◆ EXTRAIT DU DOCUMENT ◆
------------------------------------------------------------
33     En l’espèce, l’appelant est un urbaniste à la retraite qui offre ses services à titre de consultant. Ses services sont retenus sur une base journalière de 8 heures à un taux per diem établi par le Comité de transition de la Ville de Québec. Il détermine lui‑même ses jours de travail qui s’établissent à un maximum de 261 jours par année. Il peut travailler à domicile ou au bureau du Comité. Il doit présenter un compte d’honoraires pour être payé et est un inscrit aux fins de la taxe sur les produits et services. Il est professeur à l’Université Laval et travaille à contrat pour d’autres municipalités tout en étant membre du Comité. Il gère son temps et planifie son travail en conséquence. Le Comité à qui il rend ses services a été créé pour un court lapse de temps, contrairement aux membres d’une assemblée législative, du Sénat ou du Lieutenant‑Gouverneur, dont les charges ont une existence propre indépendamment de la personne qui occupe ces postes. En fait, à la question de savoir si l’appelant aurait été remplacé s’il avait démissionné, il a répondu que cela aurait peut-être été facile en début de mandat, mais pas en cours de mandat. Il faut aussi noter que le Comité lui‑même existe de façon temporaire. À mon avis, l’intention du législateur était donc de ne viser que des personnes occupant une charge ou une fonction ayant un certain degré de permanence, ce qui n’est pas le cas en l’espèce. Les sous‑alinéas 6 f) (ii) et (iii) n’ont donc pas application en l’espèce.

 

34     L’appelant n’occupait pas un emploi assurable au sens de la Loi. L’appel est donc accueilli.

 

[29]    Plus haut dans ses motifs, le juge Angers examine la question touchant la « rémunération déterminée ou constatable ». Il mentionne ce qui suit aux paragraphes 22 et 23 :

 

22     Étant donné ma conclusion, il ne serait pas nécessaire d’analyser la dernière condition, mais je crois qu’il est important pour les fins du dossier d’en faire l’analyse. Est-ce que l’appelant avait droit à une rémunération « déterminée ou constatable » dans le cadre de ses fonctions auprès du comité au sens de la définition du terme fonction ou charge au paragraphe 2(1) du Régime? Je suis d’avis, comme le juge Dussault dans la décision  Payette, précitée, que la jurisprudence relative à la notion de fonction et charge que l’on trouve dans la Loi de l’impôt sur le revenu est applicable en l’espèce.
------------------------------------------------------------
◆ CONSIGNE 1 ◆
Répondez à ces questions d'après l'extrait sur le statut de l'appelant :
(a) Sur combien d'heures par jour les services de l'appelant sont-ils retenus ?
(b) Combien de jours par année l'appelant peut-il travailler au maximum ?
(c) Qu'advient-il de l'appel ?
◆ CONSIGNE 2 ◆
Résumez sous forme de liste le paragraphe de l'extrait qui commence par « En l'espèce, l'appelant est un urbaniste » en gardant ses faits principaux.
◆ CONSIGNE 3 ◆
Résumez l'extrait en deux phrases.
La liste n'a aucun lien avec l'extrait.
------------------------------------------------------------
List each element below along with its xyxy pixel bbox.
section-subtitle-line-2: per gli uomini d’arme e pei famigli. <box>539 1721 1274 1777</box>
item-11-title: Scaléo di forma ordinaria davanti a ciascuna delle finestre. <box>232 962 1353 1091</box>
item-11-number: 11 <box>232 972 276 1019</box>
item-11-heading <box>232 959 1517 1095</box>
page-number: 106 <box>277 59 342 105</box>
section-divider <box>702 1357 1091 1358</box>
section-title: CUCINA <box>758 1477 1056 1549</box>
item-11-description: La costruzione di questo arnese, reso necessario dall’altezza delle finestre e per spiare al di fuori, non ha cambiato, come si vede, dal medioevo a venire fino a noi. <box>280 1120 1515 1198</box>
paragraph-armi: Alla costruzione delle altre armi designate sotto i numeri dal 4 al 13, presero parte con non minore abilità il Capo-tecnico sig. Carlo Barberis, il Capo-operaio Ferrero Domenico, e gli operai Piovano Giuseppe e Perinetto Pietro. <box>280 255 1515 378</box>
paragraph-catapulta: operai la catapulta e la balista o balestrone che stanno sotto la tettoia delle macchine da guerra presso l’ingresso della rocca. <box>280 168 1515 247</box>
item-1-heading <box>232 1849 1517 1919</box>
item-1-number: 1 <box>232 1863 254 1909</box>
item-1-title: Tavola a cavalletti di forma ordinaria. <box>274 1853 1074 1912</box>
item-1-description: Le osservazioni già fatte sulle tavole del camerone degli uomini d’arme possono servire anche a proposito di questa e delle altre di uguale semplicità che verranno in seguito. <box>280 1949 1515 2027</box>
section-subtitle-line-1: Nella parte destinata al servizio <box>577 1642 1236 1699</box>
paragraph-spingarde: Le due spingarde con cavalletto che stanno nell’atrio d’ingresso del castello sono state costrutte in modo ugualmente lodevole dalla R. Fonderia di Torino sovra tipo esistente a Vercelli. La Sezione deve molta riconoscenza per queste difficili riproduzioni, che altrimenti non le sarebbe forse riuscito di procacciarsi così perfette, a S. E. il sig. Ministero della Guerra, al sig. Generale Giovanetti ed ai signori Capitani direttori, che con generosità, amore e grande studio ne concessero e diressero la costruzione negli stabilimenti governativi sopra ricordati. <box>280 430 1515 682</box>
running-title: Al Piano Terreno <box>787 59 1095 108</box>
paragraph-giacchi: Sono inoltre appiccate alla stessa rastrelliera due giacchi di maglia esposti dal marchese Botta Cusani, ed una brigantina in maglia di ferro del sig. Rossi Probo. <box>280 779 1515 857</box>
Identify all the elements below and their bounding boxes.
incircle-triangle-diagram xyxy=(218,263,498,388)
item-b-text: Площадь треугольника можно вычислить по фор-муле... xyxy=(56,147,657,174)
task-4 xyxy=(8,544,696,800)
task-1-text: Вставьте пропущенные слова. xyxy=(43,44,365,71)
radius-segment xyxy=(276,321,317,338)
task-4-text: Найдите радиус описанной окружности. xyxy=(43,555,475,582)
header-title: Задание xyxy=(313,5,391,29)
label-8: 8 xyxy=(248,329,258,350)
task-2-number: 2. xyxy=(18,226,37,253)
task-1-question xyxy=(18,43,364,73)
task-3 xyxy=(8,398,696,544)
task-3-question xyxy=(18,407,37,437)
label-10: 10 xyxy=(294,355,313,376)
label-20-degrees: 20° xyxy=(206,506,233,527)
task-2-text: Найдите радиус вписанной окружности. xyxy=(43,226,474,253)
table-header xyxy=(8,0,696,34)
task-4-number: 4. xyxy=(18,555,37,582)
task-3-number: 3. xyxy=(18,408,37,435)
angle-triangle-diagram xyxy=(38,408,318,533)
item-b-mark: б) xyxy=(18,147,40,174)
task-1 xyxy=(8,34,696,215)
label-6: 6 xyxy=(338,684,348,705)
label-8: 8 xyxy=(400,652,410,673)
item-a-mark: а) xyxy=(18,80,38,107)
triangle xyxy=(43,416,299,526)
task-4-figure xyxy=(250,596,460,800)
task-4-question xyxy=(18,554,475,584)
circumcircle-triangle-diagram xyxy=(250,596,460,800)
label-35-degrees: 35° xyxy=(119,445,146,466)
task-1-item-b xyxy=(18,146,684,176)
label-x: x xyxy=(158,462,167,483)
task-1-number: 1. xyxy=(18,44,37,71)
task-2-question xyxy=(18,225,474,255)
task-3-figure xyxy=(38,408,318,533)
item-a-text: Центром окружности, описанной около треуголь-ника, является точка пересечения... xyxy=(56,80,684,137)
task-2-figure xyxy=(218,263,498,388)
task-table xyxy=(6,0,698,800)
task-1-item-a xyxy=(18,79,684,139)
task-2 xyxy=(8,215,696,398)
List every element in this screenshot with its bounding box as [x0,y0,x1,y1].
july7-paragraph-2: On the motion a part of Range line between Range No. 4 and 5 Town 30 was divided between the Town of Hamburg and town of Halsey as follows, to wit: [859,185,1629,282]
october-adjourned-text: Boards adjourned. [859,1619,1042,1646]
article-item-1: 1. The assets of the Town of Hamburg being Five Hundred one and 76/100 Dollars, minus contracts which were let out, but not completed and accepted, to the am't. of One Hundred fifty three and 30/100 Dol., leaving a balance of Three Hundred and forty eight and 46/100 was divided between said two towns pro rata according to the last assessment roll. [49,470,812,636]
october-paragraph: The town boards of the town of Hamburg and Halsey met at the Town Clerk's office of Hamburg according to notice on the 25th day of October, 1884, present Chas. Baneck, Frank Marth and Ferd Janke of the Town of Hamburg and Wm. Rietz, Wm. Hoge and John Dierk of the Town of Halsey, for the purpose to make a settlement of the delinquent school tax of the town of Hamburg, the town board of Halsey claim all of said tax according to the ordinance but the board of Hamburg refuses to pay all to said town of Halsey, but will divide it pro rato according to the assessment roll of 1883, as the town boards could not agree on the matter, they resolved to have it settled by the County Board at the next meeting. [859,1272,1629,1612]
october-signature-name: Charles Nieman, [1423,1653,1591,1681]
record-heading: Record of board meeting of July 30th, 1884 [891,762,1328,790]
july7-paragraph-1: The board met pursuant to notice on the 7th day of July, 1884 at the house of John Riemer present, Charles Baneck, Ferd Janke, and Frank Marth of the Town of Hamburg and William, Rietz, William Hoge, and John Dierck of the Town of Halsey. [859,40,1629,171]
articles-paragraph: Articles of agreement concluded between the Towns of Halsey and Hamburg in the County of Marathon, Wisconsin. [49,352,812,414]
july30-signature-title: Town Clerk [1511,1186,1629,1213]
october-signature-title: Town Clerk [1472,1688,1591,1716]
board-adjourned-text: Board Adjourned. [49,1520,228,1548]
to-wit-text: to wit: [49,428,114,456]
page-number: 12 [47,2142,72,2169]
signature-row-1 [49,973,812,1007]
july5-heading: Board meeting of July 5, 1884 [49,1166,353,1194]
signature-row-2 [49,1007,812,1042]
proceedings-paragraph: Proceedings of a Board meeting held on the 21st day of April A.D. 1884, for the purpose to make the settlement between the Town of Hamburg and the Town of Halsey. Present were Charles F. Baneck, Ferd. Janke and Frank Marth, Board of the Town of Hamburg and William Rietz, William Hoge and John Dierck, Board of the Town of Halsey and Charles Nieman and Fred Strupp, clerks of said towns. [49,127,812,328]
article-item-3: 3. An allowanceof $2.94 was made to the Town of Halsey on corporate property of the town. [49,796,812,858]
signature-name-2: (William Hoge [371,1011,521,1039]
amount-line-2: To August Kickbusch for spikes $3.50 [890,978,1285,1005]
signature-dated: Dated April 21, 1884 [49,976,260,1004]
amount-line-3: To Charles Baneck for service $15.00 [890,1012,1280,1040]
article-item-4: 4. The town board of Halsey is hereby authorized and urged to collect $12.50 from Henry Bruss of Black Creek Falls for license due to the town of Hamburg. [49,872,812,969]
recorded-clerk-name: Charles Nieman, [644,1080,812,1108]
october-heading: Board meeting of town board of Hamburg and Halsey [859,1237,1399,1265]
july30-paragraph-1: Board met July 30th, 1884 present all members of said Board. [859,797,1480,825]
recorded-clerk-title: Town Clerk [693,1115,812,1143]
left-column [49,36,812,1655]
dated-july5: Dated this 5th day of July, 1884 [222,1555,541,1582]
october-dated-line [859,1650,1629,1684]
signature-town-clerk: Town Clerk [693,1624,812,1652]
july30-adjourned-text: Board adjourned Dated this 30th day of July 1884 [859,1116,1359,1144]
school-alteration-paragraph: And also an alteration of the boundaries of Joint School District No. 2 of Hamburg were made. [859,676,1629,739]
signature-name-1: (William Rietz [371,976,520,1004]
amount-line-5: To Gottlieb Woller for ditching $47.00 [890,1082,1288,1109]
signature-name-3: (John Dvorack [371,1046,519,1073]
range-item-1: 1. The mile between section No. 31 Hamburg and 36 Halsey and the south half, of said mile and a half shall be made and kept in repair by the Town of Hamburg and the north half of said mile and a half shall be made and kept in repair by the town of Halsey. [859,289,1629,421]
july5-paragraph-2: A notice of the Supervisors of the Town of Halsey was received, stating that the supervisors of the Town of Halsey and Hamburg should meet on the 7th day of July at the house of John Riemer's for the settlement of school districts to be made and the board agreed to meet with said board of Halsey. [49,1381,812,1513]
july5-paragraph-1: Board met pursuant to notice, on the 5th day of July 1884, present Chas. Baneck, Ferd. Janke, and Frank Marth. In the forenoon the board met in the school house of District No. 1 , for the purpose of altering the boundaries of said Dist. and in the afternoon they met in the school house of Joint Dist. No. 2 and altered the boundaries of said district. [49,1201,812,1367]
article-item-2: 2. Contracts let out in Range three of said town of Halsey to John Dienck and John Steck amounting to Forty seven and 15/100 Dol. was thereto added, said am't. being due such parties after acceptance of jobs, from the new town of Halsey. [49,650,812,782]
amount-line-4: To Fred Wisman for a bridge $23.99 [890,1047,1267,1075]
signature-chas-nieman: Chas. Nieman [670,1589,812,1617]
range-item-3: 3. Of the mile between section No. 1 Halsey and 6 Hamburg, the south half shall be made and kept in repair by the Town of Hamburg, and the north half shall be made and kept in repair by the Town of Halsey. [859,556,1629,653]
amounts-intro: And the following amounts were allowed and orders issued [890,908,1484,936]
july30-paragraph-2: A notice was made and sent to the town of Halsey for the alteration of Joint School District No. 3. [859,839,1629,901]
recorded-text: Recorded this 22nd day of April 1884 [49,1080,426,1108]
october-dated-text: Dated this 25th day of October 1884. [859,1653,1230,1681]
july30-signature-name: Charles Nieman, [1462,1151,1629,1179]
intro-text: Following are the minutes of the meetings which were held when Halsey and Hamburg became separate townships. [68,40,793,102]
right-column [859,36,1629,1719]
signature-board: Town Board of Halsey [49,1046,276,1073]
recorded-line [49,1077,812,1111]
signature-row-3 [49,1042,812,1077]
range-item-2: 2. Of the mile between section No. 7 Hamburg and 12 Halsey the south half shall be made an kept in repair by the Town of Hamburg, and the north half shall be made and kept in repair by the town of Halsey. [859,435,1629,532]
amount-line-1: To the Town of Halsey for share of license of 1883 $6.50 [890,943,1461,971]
------------------------------------------------------------
◆ RÉPONSE ATTENDUE 1 ◆
(a) 8 heures.
(b) 261 jours.
(c) L'appel est accueilli.

◆ RÉPONSE ATTENDUE 2 ◆
- L'appelant est un urbaniste à la retraite qui travaille comme consultant.
- Il est payé selon un taux per diem fixé par le Comité de transition de la Ville de Québec, sur la base de journées de 8 heures.
- Il choisit ses jours de travail, jusqu'à 261 par année, et peut travailler chez lui ou au bureau du Comité.
- Il doit présenter un compte d'honoraires pour être payé et est inscrit aux fins de la TPS.
- Il est aussi professeur à l'Université Laval et travaille à contrat pour d'autres municipalités.
- Le Comité n'existe que de façon temporaire, alors que les charges de l'assemblée législative, du Sénat ou du Lieutenant-Gouverneur existent indépendamment de la personne qui les occupe.
- L'appelant aurait peut-être été facile à remplacer en début de mandat, mais pas en cours de mandat.
- Le législateur ne visait que les charges ou fonctions ayant un certain degré de permanence, ce qui n'est pas le cas ici.
- Les sous-alinéas 6 f) (ii) et (iii) ne s'appliquent donc pas.

◆ RÉPONSE ATTENDUE 3 ◆
L'appelant, un urbaniste à la retraite, offre ses services de consultant à un Comité de transition de la Ville de Québec qui n'existe que de façon temporaire. Comme sa fonction n'a pas un certain degré de permanence, les sous-alinéas 6 f) (ii) et (iii) ne s'appliquent pas, l'appelant n'occupait pas un emploi assurable au sens de la Loi et l'appel est accueilli.